◆ Description of the task
Nothing in the data should change when you return it, but leave the pictures out.

____ Material supplied

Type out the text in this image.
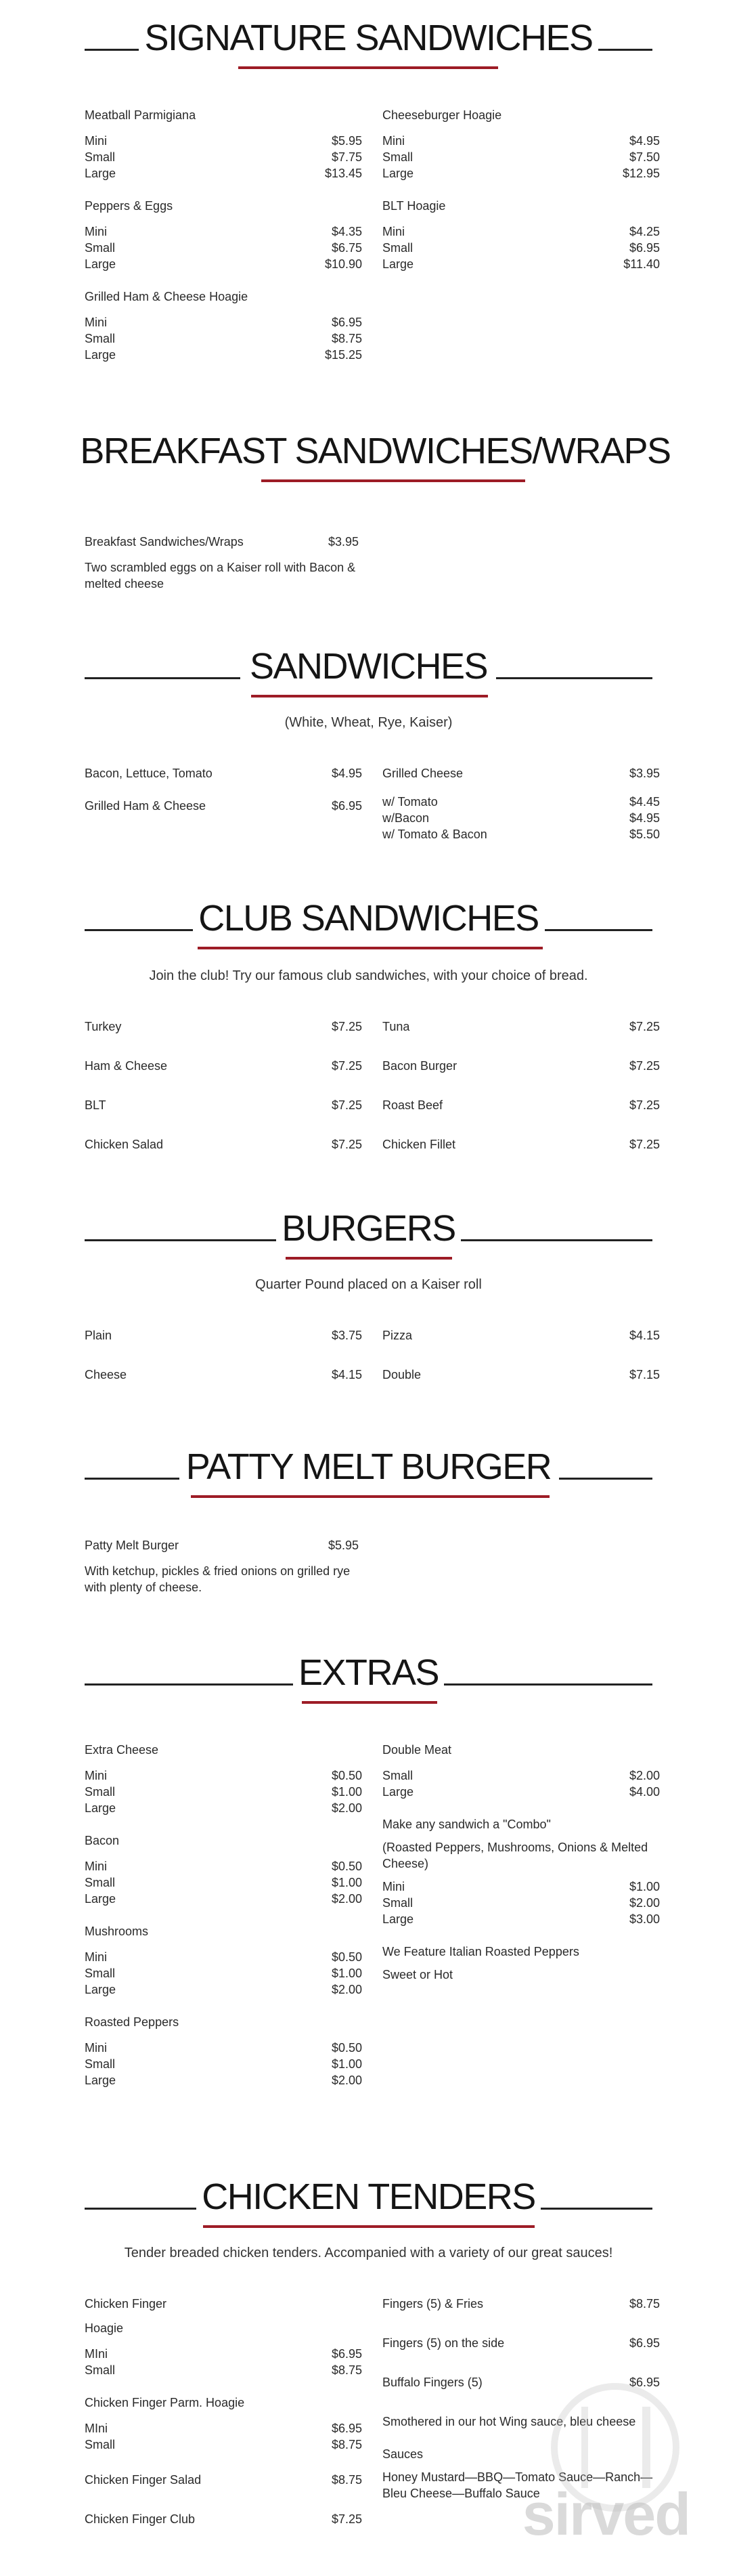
SIGNATURE SANDWICHES
Meatball Parmigiana
Mini	$5.95
Small	$7.75
Large	$13.45
Peppers & Eggs
Mini	$4.35
Small	$6.75
Large	$10.90
Grilled Ham & Cheese Hoagie
Mini	$6.95
Small	$8.75
Large	$15.25
Cheeseburger Hoagie
Mini	$4.95
Small	$7.50
Large	$12.95
BLT Hoagie
Mini	$4.25
Small	$6.95
Large	$11.40
BREAKFAST SANDWICHES/WRAPS
Breakfast Sandwiches/Wraps	$3.95
Two scrambled eggs on a Kaiser roll with Bacon & melted cheese
SANDWICHES
(White, Wheat, Rye, Kaiser)
Bacon, Lettuce, Tomato	$4.95
Grilled Ham & Cheese	$6.95
Grilled Cheese	$3.95
w/ Tomato	$4.45
w/Bacon	$4.95
w/ Tomato & Bacon	$5.50
CLUB SANDWICHES
Join the club! Try our famous club sandwiches, with your choice of bread.
Turkey	$7.25
Ham & Cheese	$7.25
BLT	$7.25
Chicken Salad	$7.25
Tuna	$7.25
Bacon Burger	$7.25
Roast Beef	$7.25
Chicken Fillet	$7.25
BURGERS
Quarter Pound placed on a Kaiser roll
Plain	$3.75
Cheese	$4.15
Pizza	$4.15
Double	$7.15
PATTY MELT BURGER
Patty Melt Burger	$5.95
With ketchup, pickles & fried onions on grilled rye with plenty of cheese.
EXTRAS
Extra Cheese
Mini	$0.50
Small	$1.00
Large	$2.00
Bacon
Mini	$0.50
Small	$1.00
Large	$2.00
Mushrooms
Mini	$0.50
Small	$1.00
Large	$2.00
Roasted Peppers
Mini	$0.50
Small	$1.00
Large	$2.00
Double Meat
Small	$2.00
Large	$4.00
Make any sandwich a "Combo"
(Roasted Peppers, Mushrooms, Onions & Melted Cheese)
Mini	$1.00
Small	$2.00
Large	$3.00
We Feature Italian Roasted Peppers
Sweet or Hot
CHICKEN TENDERS
Tender breaded chicken tenders. Accompanied with a variety of our great sauces!
Chicken Finger
Hoagie
MIni	$6.95
Small	$8.75
Chicken Finger Parm. Hoagie
MIni	$6.95
Small	$8.75
Chicken Finger Salad	$8.75
Chicken Finger Club	$7.25
Fingers (5) & Fries	$8.75
Fingers (5) on the side	$6.95
Buffalo Fingers (5)	$6.95
Smothered in our hot Wing sauce, bleu cheese
Sauces
Honey Mustard—BBQ—Tomato Sauce—Ranch—Bleu Cheese—Buffalo Sauce
sirved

________

◆ Answer to the problem
Type out the text in this image.
SIGNATURE SANDWICHES
Meatball Parmigiana
Mini	$5.95
Small	$7.75
Large	$13.45
Peppers & Eggs
Mini	$4.35
Small	$6.75
Large	$10.90
Grilled Ham & Cheese Hoagie
Mini	$6.95
Small	$8.75
Large	$15.25
Cheeseburger Hoagie
Mini	$4.95
Small	$7.50
Large	$12.95
BLT Hoagie
Mini	$4.25
Small	$6.95
Large	$11.40
BREAKFAST SANDWICHES/WRAPS
Breakfast Sandwiches/Wraps	$3.95
Two scrambled eggs on a Kaiser roll with Bacon & melted cheese
SANDWICHES
(White, Wheat, Rye, Kaiser)
Bacon, Lettuce, Tomato	$4.95
Grilled Ham & Cheese	$6.95
Grilled Cheese	$3.95
w/ Tomato	$4.45
w/Bacon	$4.95
w/ Tomato & Bacon	$5.50
CLUB SANDWICHES
Join the club! Try our famous club sandwiches, with your choice of bread.
Turkey	$7.25
Ham & Cheese	$7.25
BLT	$7.25
Chicken Salad	$7.25
Tuna	$7.25
Bacon Burger	$7.25
Roast Beef	$7.25
Chicken Fillet	$7.25
BURGERS
Quarter Pound placed on a Kaiser roll
Plain	$3.75
Cheese	$4.15
Pizza	$4.15
Double	$7.15
PATTY MELT BURGER
Patty Melt Burger	$5.95
With ketchup, pickles & fried onions on grilled rye with plenty of cheese.
EXTRAS
Extra Cheese
Mini	$0.50
Small	$1.00
Large	$2.00
Bacon
Mini	$0.50
Small	$1.00
Large	$2.00
Mushrooms
Mini	$0.50
Small	$1.00
Large	$2.00
Roasted Peppers
Mini	$0.50
Small	$1.00
Large	$2.00
Double Meat
Small	$2.00
Large	$4.00
Make any sandwich a "Combo"
(Roasted Peppers, Mushrooms, Onions & Melted Cheese)
Mini	$1.00
Small	$2.00
Large	$3.00
We Feature Italian Roasted Peppers
Sweet or Hot
CHICKEN TENDERS
Tender breaded chicken tenders. Accompanied with a variety of our great sauces!
Chicken Finger
Hoagie
MIni	$6.95
Small	$8.75
Chicken Finger Parm. Hoagie
MIni	$6.95
Small	$8.75
Chicken Finger Salad	$8.75
Chicken Finger Club	$7.25
Fingers (5) & Fries	$8.75
Fingers (5) on the side	$6.95
Buffalo Fingers (5)	$6.95
Smothered in our hot Wing sauce, bleu cheese
Sauces
Honey Mustard—BBQ—Tomato Sauce—Ranch—Bleu Cheese—Buffalo Sauce
sirved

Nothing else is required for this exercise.